● What is needed: The entries below are to be repeated exactly as they stand.

● Excerpted records:
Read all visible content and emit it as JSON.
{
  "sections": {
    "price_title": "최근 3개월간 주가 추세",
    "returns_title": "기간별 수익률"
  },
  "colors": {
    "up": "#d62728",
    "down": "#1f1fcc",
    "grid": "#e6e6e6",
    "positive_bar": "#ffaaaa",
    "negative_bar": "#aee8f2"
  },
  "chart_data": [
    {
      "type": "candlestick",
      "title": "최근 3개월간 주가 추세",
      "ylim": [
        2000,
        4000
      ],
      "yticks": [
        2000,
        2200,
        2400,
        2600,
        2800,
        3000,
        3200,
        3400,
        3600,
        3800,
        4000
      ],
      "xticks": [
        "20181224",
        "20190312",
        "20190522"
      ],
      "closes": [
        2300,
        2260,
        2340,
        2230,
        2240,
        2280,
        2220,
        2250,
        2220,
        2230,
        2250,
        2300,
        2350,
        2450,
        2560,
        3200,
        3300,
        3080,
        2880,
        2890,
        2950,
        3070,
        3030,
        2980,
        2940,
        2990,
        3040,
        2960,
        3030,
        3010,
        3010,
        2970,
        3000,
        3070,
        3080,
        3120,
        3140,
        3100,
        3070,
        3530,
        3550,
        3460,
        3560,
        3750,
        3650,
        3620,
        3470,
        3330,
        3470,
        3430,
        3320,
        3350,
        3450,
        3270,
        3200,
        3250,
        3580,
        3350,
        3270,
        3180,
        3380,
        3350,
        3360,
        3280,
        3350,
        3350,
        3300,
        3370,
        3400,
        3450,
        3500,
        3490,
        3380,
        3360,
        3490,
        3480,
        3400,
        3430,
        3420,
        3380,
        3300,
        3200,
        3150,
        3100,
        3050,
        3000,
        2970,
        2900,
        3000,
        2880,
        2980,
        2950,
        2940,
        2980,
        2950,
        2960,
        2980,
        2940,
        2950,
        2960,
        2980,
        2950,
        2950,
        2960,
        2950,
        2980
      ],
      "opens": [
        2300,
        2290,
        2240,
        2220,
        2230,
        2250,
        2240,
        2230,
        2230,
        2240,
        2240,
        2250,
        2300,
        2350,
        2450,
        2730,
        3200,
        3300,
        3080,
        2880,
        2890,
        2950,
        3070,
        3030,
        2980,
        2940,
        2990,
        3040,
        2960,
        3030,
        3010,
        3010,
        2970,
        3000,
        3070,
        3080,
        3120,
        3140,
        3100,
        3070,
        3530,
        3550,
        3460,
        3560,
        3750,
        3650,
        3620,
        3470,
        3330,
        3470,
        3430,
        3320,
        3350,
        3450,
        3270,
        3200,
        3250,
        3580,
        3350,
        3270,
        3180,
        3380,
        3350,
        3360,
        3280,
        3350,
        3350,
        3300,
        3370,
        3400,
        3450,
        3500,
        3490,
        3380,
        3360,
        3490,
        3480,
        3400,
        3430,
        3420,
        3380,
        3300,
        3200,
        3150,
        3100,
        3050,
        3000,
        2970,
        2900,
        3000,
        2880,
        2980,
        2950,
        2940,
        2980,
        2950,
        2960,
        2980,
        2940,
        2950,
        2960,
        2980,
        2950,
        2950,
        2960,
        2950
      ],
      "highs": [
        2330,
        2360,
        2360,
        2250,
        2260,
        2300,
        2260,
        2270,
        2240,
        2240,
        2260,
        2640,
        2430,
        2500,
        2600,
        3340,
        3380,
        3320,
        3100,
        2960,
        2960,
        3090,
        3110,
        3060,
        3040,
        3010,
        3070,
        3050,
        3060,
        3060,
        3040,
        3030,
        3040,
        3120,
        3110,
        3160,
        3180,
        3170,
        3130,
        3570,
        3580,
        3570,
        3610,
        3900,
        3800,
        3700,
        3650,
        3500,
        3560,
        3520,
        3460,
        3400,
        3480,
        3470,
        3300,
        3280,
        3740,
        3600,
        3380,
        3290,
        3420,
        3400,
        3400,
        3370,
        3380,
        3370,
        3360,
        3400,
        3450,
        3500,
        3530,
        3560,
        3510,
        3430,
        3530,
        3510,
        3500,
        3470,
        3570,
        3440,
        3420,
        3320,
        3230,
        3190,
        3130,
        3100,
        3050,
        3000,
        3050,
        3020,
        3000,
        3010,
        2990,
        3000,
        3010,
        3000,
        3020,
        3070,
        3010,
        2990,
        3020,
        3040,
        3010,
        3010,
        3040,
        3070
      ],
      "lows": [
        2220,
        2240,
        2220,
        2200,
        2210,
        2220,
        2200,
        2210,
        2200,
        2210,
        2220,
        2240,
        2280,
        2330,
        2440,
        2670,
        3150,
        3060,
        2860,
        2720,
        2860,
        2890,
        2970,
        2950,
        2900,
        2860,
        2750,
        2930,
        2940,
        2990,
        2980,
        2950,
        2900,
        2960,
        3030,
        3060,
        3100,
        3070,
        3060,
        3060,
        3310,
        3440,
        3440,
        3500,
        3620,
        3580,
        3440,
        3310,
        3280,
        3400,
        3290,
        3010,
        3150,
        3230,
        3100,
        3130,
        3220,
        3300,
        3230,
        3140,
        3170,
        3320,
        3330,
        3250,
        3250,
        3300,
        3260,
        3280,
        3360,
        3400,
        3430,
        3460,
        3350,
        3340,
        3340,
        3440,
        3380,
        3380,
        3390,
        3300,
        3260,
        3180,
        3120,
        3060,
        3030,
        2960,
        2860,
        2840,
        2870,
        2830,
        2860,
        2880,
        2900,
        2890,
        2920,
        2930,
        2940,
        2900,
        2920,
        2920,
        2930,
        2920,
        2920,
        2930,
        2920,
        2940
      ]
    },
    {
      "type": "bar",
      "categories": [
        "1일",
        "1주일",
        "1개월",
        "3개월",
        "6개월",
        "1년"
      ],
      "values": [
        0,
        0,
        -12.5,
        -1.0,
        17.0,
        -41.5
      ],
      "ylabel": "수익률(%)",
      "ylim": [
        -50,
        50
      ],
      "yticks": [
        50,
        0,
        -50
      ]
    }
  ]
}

● Response below:
Read all visible content and emit it as JSON.
{
  "sections": {
    "price_title": "최근 3개월간 주가 추세",
    "returns_title": "기간별 수익률"
  },
  "colors": {
    "up": "#d62728",
    "down": "#1f1fcc",
    "grid": "#e6e6e6",
    "positive_bar": "#ffaaaa",
    "negative_bar": "#aee8f2"
  },
  "chart_data": [
    {
      "type": "candlestick",
      "title": "최근 3개월간 주가 추세",
      "ylim": [
        2000,
        4000
      ],
      "yticks": [
        2000,
        2200,
        2400,
        2600,
        2800,
        3000,
        3200,
        3400,
        3600,
        3800,
        4000
      ],
      "xticks": [
        "20181224",
        "20190312",
        "20190522"
      ],
      "closes": [
        2300,
        2260,
        2340,
        2230,
        2240,
        2280,
        2220,
        2250,
        2220,
        2230,
        2250,
        2300,
        2350,
        2450,
        2560,
        3200,
        3300,
        3080,
        2880,
        2890,
        2950,
        3070,
        3030,
        2980,
        2940,
        2990,
        3040,
        2960,
        3030,
        3010,
        3010,
        2970,
        3000,
        3070,
        3080,
        3120,
        3140,
        3100,
        3070,
        3530,
        3550,
        3460,
        3560,
        3750,
        3650,
        3620,
        3470,
        3330,
        3470,
        3430,
        3320,
        3350,
        3450,
        3270,
        3200,
        3250,
        3580,
        3350,
        3270,
        3180,
        3380,
        3350,
        3360,
        3280,
        3350,
        3350,
        3300,
        3370,
        3400,
        3450,
        3500,
        3490,
        3380,
        3360,
        3490,
        3480,
        3400,
        3430,
        3420,
        3380,
        3300,
        3200,
        3150,
        3100,
        3050,
        3000,
        2970,
        2900,
        3000,
        2880,
        2980,
        2950,
        2940,
        2980,
        2950,
        2960,
        2980,
        2940,
        2950,
        2960,
        2980,
        2950,
        2950,
        2960,
        2950,
        2980
      ],
      "opens": [
        2300,
        2290,
        2240,
        2220,
        2230,
        2250,
        2240,
        2230,
        2230,
        2240,
        2240,
        2250,
        2300,
        2350,
        2450,
        2730,
        3200,
        3300,
        3080,
        2880,
        2890,
        2950,
        3070,
        3030,
        2980,
        2940,
        2990,
        3040,
        2960,
        3030,
        3010,
        3010,
        2970,
        3000,
        3070,
        3080,
        3120,
        3140,
        3100,
        3070,
        3530,
        3550,
        3460,
        3560,
        3750,
        3650,
        3620,
        3470,
        3330,
        3470,
        3430,
        3320,
        3350,
        3450,
        3270,
        3200,
        3250,
        3580,
        3350,
        3270,
        3180,
        3380,
        3350,
        3360,
        3280,
        3350,
        3350,
        3300,
        3370,
        3400,
        3450,
        3500,
        3490,
        3380,
        3360,
        3490,
        3480,
        3400,
        3430,
        3420,
        3380,
        3300,
        3200,
        3150,
        3100,
        3050,
        3000,
        2970,
        2900,
        3000,
        2880,
        2980,
        2950,
        2940,
        2980,
        2950,
        2960,
        2980,
        2940,
        2950,
        2960,
        2980,
        2950,
        2950,
        2960,
        2950
      ],
      "highs": [
        2330,
        2360,
        2360,
        2250,
        2260,
        2300,
        2260,
        2270,
        2240,
        2240,
        2260,
        2640,
        2430,
        2500,
        2600,
        3340,
        3380,
        3320,
        3100,
        2960,
        2960,
        3090,
        3110,
        3060,
        3040,
        3010,
        3070,
        3050,
        3060,
        3060,
        3040,
        3030,
        3040,
        3120,
        3110,
        3160,
        3180,
        3170,
        3130,
        3570,
        3580,
        3570,
        3610,
        3900,
        3800,
        3700,
        3650,
        3500,
        3560,
        3520,
        3460,
        3400,
        3480,
        3470,
        3300,
        3280,
        3740,
        3600,
        3380,
        3290,
        3420,
        3400,
        3400,
        3370,
        3380,
        3370,
        3360,
        3400,
        3450,
        3500,
        3530,
        3560,
        3510,
        3430,
        3530,
        3510,
        3500,
        3470,
        3570,
        3440,
        3420,
        3320,
        3230,
        3190,
        3130,
        3100,
        3050,
        3000,
        3050,
        3020,
        3000,
        3010,
        2990,
        3000,
        3010,
        3000,
        3020,
        3070,
        3010,
        2990,
        3020,
        3040,
        3010,
        3010,
        3040,
        3070
      ],
      "lows": [
        2220,
        2240,
        2220,
        2200,
        2210,
        2220,
        2200,
        2210,
        2200,
        2210,
        2220,
        2240,
        2280,
        2330,
        2440,
        2670,
        3150,
        3060,
        2860,
        2720,
        2860,
        2890,
        2970,
        2950,
        2900,
        2860,
        2750,
        2930,
        2940,
        2990,
        2980,
        2950,
        2900,
        2960,
        3030,
        3060,
        3100,
        3070,
        3060,
        3060,
        3310,
        3440,
        3440,
        3500,
        3620,
        3580,
        3440,
        3310,
        3280,
        3400,
        3290,
        3010,
        3150,
        3230,
        3100,
        3130,
        3220,
        3300,
        3230,
        3140,
        3170,
        3320,
        3330,
        3250,
        3250,
        3300,
        3260,
        3280,
        3360,
        3400,
        3430,
        3460,
        3350,
        3340,
        3340,
        3440,
        3380,
        3380,
        3390,
        3300,
        3260,
        3180,
        3120,
        3060,
        3030,
        2960,
        2860,
        2840,
        2870,
        2830,
        2860,
        2880,
        2900,
        2890,
        2920,
        2930,
        2940,
        2900,
        2920,
        2920,
        2930,
        2920,
        2920,
        2930,
        2920,
        2940
      ]
    },
    {
      "type": "bar",
      "categories": [
        "1일",
        "1주일",
        "1개월",
        "3개월",
        "6개월",
        "1년"
      ],
      "values": [
        0,
        0,
        -12.5,
        -1.0,
        17.0,
        -41.5
      ],
      "ylabel": "수익률(%)",
      "ylim": [
        -50,
        50
      ],
      "yticks": [
        50,
        0,
        -50
      ]
    }
  ]
}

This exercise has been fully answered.